• TASK OBJECTIVE
Can you find the lines of the listing that include "this" and copy every one?
━━━━━ GIVEN ENTRIES ━━━━━
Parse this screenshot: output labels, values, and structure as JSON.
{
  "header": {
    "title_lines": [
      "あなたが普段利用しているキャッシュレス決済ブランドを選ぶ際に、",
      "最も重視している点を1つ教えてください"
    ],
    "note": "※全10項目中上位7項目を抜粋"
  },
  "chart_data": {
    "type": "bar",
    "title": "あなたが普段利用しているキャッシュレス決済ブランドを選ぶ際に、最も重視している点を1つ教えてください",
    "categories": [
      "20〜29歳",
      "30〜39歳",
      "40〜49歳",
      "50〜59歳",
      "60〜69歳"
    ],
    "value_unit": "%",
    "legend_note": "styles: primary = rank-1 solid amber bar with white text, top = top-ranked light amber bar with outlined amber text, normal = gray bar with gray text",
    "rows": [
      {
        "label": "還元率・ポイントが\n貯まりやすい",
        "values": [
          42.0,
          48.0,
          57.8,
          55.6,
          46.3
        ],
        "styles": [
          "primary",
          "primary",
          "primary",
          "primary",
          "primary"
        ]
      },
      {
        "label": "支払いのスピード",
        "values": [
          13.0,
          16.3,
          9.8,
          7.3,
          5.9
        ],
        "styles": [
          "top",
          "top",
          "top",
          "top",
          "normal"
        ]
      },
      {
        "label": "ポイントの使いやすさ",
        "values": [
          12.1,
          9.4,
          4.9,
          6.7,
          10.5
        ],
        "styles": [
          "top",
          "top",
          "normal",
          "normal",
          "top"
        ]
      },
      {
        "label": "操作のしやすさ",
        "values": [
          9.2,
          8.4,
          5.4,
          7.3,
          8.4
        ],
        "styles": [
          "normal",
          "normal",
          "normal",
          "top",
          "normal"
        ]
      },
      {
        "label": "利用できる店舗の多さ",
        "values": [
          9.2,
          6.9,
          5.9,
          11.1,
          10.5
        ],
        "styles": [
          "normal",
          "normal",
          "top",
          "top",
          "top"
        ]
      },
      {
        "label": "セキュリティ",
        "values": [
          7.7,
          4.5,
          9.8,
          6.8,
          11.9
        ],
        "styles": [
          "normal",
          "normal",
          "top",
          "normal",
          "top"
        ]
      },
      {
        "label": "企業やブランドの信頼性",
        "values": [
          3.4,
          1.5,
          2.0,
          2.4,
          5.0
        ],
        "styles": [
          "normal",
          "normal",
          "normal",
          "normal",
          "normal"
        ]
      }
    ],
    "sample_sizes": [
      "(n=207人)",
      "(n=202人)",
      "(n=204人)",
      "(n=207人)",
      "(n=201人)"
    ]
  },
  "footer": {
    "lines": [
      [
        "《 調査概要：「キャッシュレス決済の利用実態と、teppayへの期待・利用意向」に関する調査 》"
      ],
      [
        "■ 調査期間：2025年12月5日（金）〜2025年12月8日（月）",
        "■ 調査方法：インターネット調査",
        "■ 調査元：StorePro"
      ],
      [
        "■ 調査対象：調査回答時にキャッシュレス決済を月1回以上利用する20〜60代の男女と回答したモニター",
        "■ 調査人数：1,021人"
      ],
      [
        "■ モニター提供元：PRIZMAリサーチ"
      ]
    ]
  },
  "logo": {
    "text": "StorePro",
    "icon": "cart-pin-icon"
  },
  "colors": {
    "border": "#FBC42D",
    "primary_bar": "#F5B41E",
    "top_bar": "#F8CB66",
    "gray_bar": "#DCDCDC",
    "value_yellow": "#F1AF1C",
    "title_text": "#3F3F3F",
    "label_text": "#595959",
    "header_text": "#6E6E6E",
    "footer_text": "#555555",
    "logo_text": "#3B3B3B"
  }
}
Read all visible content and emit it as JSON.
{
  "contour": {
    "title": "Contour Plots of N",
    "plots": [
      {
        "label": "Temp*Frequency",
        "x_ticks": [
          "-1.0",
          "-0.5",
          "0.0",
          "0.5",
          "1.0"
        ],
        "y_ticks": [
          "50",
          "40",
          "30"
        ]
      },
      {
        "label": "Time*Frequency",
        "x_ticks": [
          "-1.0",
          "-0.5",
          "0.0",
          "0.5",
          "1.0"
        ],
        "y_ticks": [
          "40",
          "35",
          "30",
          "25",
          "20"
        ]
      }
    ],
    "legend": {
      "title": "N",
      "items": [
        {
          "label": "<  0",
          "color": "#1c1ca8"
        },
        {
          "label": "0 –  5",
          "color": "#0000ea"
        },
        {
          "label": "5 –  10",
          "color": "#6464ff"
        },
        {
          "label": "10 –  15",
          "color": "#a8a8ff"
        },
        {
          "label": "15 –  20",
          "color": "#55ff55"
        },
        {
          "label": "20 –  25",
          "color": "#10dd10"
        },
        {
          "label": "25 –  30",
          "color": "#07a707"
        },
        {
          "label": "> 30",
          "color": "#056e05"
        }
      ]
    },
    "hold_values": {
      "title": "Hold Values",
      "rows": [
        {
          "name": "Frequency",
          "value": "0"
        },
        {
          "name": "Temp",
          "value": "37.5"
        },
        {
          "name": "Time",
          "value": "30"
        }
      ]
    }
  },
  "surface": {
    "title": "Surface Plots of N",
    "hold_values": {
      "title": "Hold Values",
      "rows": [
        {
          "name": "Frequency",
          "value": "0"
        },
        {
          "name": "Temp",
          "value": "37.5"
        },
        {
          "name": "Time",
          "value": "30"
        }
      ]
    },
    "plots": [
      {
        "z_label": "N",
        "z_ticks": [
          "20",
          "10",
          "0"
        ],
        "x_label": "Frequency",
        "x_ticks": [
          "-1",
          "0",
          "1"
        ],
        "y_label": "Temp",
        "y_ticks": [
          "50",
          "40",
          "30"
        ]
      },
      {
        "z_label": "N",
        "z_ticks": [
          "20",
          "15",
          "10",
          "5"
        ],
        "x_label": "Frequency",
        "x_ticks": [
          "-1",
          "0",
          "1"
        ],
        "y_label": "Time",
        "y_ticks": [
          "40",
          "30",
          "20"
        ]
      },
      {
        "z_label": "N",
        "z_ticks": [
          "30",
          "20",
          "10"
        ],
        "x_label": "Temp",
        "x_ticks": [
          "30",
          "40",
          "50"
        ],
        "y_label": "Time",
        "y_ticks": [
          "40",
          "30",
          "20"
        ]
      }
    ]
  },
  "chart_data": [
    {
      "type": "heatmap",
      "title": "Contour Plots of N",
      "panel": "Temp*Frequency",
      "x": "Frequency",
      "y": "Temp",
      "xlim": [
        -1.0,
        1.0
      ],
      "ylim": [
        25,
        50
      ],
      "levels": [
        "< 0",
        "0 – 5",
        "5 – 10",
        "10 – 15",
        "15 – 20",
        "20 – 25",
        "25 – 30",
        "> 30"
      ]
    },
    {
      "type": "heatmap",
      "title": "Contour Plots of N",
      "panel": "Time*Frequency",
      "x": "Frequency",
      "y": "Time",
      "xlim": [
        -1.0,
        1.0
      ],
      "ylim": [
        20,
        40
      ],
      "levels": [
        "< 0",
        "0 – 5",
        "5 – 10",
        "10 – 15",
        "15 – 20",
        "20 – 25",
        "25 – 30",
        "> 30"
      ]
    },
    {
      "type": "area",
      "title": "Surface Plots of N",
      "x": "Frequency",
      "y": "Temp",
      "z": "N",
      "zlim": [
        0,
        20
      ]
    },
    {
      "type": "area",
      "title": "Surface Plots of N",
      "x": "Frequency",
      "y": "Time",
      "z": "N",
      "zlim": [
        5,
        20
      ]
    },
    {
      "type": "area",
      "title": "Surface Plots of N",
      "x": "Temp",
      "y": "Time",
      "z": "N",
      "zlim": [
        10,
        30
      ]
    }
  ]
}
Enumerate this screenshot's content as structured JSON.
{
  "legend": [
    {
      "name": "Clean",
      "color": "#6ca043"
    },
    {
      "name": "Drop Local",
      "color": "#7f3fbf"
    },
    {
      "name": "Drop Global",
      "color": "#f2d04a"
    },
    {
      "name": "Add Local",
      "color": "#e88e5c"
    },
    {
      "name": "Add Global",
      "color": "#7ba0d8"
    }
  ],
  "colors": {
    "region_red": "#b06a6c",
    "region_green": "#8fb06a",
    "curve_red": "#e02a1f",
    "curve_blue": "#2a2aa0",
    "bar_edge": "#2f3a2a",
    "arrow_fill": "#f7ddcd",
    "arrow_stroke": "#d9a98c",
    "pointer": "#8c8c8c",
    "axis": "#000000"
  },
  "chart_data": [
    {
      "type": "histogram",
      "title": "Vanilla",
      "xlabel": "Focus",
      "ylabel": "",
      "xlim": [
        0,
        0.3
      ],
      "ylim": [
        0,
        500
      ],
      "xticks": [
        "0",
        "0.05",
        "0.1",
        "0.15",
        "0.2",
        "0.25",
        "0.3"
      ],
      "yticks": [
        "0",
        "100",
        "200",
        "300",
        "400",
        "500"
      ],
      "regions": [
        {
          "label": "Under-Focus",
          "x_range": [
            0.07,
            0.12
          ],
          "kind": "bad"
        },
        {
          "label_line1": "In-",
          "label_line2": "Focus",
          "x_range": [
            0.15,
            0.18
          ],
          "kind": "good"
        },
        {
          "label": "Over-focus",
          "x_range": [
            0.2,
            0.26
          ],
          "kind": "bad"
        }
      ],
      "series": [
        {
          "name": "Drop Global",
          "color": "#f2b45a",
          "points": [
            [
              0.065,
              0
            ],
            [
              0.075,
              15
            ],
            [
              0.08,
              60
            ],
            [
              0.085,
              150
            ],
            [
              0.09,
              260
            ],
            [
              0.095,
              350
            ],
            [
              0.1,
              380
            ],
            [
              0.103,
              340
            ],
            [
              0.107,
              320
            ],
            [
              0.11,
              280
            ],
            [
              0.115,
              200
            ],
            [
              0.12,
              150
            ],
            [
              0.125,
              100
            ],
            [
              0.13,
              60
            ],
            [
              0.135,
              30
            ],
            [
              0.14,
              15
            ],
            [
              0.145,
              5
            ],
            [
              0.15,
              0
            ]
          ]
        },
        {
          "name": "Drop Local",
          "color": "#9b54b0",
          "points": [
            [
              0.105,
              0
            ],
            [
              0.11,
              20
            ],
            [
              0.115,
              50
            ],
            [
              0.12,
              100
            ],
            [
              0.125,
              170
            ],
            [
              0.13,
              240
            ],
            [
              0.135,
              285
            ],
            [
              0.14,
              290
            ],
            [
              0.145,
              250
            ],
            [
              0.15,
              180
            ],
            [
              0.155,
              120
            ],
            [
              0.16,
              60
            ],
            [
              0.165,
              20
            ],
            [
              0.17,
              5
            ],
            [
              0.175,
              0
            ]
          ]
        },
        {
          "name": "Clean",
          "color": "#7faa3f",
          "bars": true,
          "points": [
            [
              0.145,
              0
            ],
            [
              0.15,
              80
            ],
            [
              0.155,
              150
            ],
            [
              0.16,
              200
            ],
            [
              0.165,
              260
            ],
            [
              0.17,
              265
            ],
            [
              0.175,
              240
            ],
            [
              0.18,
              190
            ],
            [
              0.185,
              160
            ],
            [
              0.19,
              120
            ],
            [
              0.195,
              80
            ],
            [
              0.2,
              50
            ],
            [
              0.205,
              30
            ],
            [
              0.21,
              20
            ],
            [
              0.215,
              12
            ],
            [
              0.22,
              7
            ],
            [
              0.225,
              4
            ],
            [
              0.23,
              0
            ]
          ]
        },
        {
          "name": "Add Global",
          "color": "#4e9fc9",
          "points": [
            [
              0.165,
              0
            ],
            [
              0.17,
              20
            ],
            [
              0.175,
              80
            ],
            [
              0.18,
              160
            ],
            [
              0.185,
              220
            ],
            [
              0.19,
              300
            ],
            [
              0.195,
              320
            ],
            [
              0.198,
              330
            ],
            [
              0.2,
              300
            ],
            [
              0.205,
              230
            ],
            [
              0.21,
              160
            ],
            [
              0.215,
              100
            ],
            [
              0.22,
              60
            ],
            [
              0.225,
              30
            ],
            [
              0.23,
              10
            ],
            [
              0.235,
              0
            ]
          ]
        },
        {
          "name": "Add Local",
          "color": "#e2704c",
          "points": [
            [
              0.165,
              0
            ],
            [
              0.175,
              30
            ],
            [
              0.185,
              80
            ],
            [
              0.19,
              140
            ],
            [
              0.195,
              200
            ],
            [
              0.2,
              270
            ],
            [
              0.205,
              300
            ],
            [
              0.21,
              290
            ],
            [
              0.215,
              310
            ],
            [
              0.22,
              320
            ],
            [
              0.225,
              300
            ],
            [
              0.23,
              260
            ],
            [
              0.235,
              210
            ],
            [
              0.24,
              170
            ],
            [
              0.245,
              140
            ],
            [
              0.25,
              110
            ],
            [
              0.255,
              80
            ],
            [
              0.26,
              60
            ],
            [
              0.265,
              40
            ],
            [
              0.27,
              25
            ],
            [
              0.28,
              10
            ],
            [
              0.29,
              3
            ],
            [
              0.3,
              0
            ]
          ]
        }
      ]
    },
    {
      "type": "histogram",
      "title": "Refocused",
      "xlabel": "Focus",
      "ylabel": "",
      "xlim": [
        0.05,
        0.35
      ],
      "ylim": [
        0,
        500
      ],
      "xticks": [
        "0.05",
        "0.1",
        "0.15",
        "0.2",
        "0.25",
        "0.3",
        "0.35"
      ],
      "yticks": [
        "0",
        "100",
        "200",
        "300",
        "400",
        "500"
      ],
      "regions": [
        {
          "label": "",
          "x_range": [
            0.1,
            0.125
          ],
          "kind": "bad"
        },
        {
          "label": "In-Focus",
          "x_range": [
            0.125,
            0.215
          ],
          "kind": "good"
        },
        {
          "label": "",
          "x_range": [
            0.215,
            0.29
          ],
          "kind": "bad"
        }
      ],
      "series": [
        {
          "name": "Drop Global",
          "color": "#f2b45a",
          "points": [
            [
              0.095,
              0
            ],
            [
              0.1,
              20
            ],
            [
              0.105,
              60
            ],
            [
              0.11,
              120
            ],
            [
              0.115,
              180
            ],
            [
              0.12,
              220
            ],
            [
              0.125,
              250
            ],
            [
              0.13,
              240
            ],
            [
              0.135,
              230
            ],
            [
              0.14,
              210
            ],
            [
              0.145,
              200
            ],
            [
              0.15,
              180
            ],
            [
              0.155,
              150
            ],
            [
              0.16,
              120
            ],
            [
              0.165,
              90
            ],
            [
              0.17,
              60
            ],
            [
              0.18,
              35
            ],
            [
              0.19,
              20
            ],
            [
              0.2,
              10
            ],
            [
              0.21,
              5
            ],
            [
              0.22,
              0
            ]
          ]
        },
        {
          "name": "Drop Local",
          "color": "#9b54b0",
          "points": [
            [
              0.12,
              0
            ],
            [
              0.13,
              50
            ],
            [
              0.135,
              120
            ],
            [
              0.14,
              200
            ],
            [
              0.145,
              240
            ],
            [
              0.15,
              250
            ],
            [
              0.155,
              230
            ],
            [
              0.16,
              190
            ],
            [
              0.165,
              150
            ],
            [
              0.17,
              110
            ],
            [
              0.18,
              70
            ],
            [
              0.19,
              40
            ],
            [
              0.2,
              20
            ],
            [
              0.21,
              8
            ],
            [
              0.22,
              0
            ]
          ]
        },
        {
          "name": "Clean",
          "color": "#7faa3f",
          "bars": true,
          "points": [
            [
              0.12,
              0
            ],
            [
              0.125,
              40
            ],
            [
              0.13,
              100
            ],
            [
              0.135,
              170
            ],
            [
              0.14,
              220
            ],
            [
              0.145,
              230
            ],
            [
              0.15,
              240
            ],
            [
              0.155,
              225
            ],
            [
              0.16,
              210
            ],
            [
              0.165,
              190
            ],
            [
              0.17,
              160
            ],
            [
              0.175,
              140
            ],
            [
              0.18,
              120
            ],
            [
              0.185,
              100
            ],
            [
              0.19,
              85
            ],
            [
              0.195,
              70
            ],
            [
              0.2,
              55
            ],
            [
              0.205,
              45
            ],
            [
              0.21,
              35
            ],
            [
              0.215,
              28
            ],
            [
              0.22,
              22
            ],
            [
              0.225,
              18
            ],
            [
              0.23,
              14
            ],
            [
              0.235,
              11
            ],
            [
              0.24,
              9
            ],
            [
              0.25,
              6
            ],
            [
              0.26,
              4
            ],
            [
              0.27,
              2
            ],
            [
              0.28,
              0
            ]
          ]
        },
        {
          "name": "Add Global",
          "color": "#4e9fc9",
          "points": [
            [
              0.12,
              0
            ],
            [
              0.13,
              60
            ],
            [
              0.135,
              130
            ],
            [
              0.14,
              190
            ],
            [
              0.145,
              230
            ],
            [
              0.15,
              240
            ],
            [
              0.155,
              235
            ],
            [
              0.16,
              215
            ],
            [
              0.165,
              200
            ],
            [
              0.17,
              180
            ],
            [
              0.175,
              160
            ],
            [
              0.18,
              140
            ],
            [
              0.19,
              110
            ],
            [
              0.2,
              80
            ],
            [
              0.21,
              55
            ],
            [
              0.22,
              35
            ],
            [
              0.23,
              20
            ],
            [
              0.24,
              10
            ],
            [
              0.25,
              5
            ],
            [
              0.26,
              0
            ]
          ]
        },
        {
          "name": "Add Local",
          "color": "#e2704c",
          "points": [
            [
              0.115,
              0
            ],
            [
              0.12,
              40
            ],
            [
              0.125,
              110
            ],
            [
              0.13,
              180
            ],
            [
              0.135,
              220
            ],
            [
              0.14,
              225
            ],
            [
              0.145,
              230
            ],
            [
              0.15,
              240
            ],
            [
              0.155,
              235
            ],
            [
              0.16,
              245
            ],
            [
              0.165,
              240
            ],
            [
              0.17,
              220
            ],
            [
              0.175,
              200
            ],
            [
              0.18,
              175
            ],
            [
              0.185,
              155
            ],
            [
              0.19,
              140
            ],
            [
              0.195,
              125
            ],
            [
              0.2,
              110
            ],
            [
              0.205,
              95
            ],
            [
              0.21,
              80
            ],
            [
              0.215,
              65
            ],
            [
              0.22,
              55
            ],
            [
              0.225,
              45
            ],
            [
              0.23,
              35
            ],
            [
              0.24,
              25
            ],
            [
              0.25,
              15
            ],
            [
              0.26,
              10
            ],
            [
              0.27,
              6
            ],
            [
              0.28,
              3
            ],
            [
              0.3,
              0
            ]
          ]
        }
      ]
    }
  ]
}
━━━━━
• FULL OUTPUT
Parse this screenshot: output labels, values, and structure as JSON.
Enumerate this screenshot's content as structured JSON.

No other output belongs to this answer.